[Records from a collection]
++++++++

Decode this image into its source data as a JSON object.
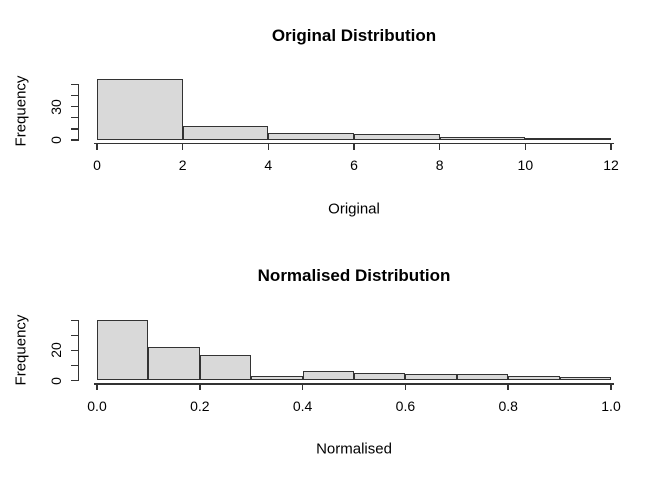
{
  "figure": {
    "background": "#ffffff",
    "colors": {
      "bar_fill": "#d9d9d9",
      "bar_border": "#333333",
      "axis_line": "#333333",
      "text": "#000000"
    }
  },
  "chart_data": [
    {
      "type": "bar",
      "subtype": "histogram",
      "title": "Original Distribution",
      "xlabel": "Original",
      "ylabel": "Frequency",
      "bin_edges": [
        0,
        2,
        4,
        6,
        8,
        10,
        12
      ],
      "counts": [
        55,
        13,
        6,
        5,
        3,
        2
      ],
      "xlim": [
        0,
        12
      ],
      "ylim": [
        0,
        57.5
      ],
      "grid": false,
      "legend": false,
      "x_ticks": [
        {
          "value": 0,
          "label": "0"
        },
        {
          "value": 2,
          "label": "2"
        },
        {
          "value": 4,
          "label": "4"
        },
        {
          "value": 6,
          "label": "6"
        },
        {
          "value": 8,
          "label": "8"
        },
        {
          "value": 10,
          "label": "10"
        },
        {
          "value": 12,
          "label": "12"
        }
      ],
      "y_ticks": [
        {
          "value": 0,
          "label": "0"
        },
        {
          "value": 10,
          "label": ""
        },
        {
          "value": 20,
          "label": ""
        },
        {
          "value": 30,
          "label": "30"
        },
        {
          "value": 40,
          "label": ""
        },
        {
          "value": 50,
          "label": ""
        }
      ]
    },
    {
      "type": "bar",
      "subtype": "histogram",
      "title": "Normalised Distribution",
      "xlabel": "Normalised",
      "ylabel": "Frequency",
      "bin_edges": [
        0,
        0.1,
        0.2,
        0.3,
        0.4,
        0.5,
        0.6,
        0.7,
        0.8,
        0.9,
        1.0
      ],
      "counts": [
        40,
        22,
        17,
        3,
        6,
        5,
        4,
        4,
        3,
        2
      ],
      "xlim": [
        0,
        1
      ],
      "ylim": [
        0,
        41.6
      ],
      "grid": false,
      "legend": false,
      "x_ticks": [
        {
          "value": 0.0,
          "label": "0.0"
        },
        {
          "value": 0.2,
          "label": "0.2"
        },
        {
          "value": 0.4,
          "label": "0.4"
        },
        {
          "value": 0.6,
          "label": "0.6"
        },
        {
          "value": 0.8,
          "label": "0.8"
        },
        {
          "value": 1.0,
          "label": "1.0"
        }
      ],
      "y_ticks": [
        {
          "value": 0,
          "label": "0"
        },
        {
          "value": 10,
          "label": ""
        },
        {
          "value": 20,
          "label": "20"
        },
        {
          "value": 30,
          "label": ""
        },
        {
          "value": 40,
          "label": ""
        }
      ]
    }
  ]
}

++++++++

Do not include the images; transcribe the rest of the listing exactly.

Solved exercise:
Decode this image into its source data as a JSON object.
{
  "figure": {
    "background": "#ffffff",
    "colors": {
      "bar_fill": "#d9d9d9",
      "bar_border": "#333333",
      "axis_line": "#333333",
      "text": "#000000"
    }
  },
  "chart_data": [
    {
      "type": "bar",
      "subtype": "histogram",
      "title": "Original Distribution",
      "xlabel": "Original",
      "ylabel": "Frequency",
      "bin_edges": [
        0,
        2,
        4,
        6,
        8,
        10,
        12
      ],
      "counts": [
        55,
        13,
        6,
        5,
        3,
        2
      ],
      "xlim": [
        0,
        12
      ],
      "ylim": [
        0,
        57.5
      ],
      "grid": false,
      "legend": false,
      "x_ticks": [
        {
          "value": 0,
          "label": "0"
        },
        {
          "value": 2,
          "label": "2"
        },
        {
          "value": 4,
          "label": "4"
        },
        {
          "value": 6,
          "label": "6"
        },
        {
          "value": 8,
          "label": "8"
        },
        {
          "value": 10,
          "label": "10"
        },
        {
          "value": 12,
          "label": "12"
        }
      ],
      "y_ticks": [
        {
          "value": 0,
          "label": "0"
        },
        {
          "value": 10,
          "label": ""
        },
        {
          "value": 20,
          "label": ""
        },
        {
          "value": 30,
          "label": "30"
        },
        {
          "value": 40,
          "label": ""
        },
        {
          "value": 50,
          "label": ""
        }
      ]
    },
    {
      "type": "bar",
      "subtype": "histogram",
      "title": "Normalised Distribution",
      "xlabel": "Normalised",
      "ylabel": "Frequency",
      "bin_edges": [
        0,
        0.1,
        0.2,
        0.3,
        0.4,
        0.5,
        0.6,
        0.7,
        0.8,
        0.9,
        1.0
      ],
      "counts": [
        40,
        22,
        17,
        3,
        6,
        5,
        4,
        4,
        3,
        2
      ],
      "xlim": [
        0,
        1
      ],
      "ylim": [
        0,
        41.6
      ],
      "grid": false,
      "legend": false,
      "x_ticks": [
        {
          "value": 0.0,
          "label": "0.0"
        },
        {
          "value": 0.2,
          "label": "0.2"
        },
        {
          "value": 0.4,
          "label": "0.4"
        },
        {
          "value": 0.6,
          "label": "0.6"
        },
        {
          "value": 0.8,
          "label": "0.8"
        },
        {
          "value": 1.0,
          "label": "1.0"
        }
      ],
      "y_ticks": [
        {
          "value": 0,
          "label": "0"
        },
        {
          "value": 10,
          "label": ""
        },
        {
          "value": 20,
          "label": "20"
        },
        {
          "value": 30,
          "label": ""
        },
        {
          "value": 40,
          "label": ""
        }
      ]
    }
  ]
}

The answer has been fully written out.